## Saved entries
____________________

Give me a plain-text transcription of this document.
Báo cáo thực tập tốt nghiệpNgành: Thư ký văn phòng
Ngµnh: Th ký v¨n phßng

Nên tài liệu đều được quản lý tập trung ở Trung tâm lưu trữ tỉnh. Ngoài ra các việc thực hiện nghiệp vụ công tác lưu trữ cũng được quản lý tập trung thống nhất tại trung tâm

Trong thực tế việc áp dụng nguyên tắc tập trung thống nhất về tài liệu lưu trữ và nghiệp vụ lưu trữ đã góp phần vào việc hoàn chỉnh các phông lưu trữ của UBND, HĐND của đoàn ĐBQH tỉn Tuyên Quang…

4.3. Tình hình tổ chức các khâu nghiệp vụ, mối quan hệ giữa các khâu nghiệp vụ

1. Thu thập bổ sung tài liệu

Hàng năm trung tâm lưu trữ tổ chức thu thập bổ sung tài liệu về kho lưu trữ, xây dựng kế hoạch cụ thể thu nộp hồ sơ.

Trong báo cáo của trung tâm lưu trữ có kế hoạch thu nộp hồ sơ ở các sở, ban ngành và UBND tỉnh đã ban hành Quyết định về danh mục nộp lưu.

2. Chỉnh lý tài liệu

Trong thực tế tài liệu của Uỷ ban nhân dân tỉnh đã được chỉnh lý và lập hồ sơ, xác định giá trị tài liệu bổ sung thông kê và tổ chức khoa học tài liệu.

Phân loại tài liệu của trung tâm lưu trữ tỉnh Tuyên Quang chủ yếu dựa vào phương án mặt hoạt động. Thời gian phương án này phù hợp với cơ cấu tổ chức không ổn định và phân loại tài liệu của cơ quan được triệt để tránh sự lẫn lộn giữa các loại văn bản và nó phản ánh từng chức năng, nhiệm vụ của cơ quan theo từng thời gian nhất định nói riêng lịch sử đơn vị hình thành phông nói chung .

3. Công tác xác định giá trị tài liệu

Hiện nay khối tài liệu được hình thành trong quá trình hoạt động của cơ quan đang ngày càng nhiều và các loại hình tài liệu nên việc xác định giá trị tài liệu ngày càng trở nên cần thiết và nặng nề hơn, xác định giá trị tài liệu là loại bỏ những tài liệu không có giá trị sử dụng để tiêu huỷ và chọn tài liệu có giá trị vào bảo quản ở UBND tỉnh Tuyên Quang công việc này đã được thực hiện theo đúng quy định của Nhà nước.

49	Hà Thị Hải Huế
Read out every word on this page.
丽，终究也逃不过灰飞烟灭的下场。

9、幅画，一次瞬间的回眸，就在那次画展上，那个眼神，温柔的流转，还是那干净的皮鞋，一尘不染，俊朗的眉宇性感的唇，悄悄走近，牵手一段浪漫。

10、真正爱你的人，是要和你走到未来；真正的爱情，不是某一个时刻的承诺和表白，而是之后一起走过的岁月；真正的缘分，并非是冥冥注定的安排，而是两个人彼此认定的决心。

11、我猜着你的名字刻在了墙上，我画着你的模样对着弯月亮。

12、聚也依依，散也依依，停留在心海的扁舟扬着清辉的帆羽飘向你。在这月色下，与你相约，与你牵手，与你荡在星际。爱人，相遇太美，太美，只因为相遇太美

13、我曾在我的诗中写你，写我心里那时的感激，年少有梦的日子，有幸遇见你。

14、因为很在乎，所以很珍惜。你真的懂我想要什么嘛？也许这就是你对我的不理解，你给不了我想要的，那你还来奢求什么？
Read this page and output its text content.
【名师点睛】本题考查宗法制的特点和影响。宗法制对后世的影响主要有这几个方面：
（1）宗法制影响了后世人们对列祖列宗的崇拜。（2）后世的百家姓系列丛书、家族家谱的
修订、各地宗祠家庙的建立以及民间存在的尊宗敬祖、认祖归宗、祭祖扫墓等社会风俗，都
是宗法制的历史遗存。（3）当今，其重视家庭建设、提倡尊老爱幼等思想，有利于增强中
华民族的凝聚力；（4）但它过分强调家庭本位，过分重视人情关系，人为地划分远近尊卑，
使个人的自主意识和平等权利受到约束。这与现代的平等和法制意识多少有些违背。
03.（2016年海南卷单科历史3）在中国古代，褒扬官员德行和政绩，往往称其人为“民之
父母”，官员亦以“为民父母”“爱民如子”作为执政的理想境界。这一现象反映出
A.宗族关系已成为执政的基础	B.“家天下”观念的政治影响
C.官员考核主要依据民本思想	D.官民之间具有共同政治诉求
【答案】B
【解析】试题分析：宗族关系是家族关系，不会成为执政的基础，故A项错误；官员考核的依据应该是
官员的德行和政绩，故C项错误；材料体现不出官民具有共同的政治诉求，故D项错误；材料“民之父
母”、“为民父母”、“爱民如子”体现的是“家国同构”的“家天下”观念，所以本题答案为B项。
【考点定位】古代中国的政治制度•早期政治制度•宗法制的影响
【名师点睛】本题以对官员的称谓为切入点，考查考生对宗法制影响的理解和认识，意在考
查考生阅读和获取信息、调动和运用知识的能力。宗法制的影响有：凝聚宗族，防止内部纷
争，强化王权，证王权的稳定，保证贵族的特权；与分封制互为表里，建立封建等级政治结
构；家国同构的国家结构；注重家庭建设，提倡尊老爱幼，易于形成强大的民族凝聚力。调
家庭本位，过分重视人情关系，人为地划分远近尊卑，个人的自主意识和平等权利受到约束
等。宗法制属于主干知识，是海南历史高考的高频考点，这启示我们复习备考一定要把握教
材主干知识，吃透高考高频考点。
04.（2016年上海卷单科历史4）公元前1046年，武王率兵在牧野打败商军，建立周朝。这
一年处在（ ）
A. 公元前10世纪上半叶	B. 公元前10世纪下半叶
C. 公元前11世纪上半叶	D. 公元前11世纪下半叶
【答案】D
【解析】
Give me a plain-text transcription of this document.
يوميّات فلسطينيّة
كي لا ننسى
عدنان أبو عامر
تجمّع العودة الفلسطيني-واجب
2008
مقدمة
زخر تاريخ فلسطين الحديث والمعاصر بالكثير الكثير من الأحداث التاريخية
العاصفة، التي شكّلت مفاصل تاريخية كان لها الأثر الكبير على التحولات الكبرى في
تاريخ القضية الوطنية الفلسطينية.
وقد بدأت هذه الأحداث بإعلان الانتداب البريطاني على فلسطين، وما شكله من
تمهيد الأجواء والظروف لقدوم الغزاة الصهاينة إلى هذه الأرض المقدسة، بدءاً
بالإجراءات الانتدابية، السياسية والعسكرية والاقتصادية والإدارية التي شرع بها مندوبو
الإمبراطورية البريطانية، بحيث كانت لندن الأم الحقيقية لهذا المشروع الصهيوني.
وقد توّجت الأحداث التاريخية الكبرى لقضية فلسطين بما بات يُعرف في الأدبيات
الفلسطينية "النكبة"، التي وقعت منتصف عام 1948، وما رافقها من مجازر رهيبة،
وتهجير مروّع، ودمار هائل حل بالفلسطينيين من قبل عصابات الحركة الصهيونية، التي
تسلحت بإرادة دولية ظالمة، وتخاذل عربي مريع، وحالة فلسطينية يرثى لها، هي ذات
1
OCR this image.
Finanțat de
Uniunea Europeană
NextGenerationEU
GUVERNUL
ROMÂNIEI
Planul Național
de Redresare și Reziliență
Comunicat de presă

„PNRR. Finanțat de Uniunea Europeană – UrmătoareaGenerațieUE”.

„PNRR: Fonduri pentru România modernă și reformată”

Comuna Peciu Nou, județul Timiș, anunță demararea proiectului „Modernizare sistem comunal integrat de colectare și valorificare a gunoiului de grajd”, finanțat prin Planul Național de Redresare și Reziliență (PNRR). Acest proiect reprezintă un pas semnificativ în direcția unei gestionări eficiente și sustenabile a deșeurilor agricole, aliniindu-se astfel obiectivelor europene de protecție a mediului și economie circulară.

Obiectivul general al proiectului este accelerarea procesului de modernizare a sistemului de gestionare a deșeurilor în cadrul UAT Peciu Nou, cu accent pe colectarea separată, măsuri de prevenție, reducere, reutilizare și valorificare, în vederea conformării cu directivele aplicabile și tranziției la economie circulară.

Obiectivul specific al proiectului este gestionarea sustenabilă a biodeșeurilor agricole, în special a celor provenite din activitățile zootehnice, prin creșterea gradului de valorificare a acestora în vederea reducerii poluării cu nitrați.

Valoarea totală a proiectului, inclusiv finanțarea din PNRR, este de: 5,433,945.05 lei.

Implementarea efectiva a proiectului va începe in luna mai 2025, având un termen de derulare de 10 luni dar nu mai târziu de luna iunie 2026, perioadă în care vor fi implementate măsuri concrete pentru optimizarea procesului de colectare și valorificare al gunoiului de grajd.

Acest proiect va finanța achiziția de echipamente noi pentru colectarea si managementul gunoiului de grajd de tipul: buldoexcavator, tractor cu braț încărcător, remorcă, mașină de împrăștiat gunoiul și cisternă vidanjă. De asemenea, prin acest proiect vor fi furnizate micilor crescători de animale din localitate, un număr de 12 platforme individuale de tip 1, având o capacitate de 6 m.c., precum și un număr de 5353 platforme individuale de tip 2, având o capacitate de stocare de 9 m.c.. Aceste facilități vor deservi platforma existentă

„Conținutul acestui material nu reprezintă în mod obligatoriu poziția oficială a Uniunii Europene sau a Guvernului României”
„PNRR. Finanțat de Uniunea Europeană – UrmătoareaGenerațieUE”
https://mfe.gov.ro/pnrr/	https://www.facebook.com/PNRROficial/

____________________

## WHAT YOU ARE ASKED TO DO
Looking at the data above, show all lines where the word "quản" occurs.

## THE ANSWER
Nên tài liệu đều được quản lý tập trung ở Trung tâm lưu trữ tỉnh. Ngoài ra các việc thực hiện nghiệp vụ công tác lưu trữ cũng được quản lý tập trung thống nhất tại trung tâm
Hiện nay khối tài liệu được hình thành trong quá trình hoạt động của cơ quan đang ngày càng nhiều và các loại hình tài liệu nên việc xác định giá trị tài liệu ngày càng trở nên cần thiết và nặng nề hơn, xác định giá trị tài liệu là loại bỏ những tài liệu không có giá trị sử dụng để tiêu huỷ và chọn tài liệu có giá trị vào bảo quản ở UBND tỉnh Tuyên Quang công việc này đã được thực hiện theo đúng quy định của Nhà nước.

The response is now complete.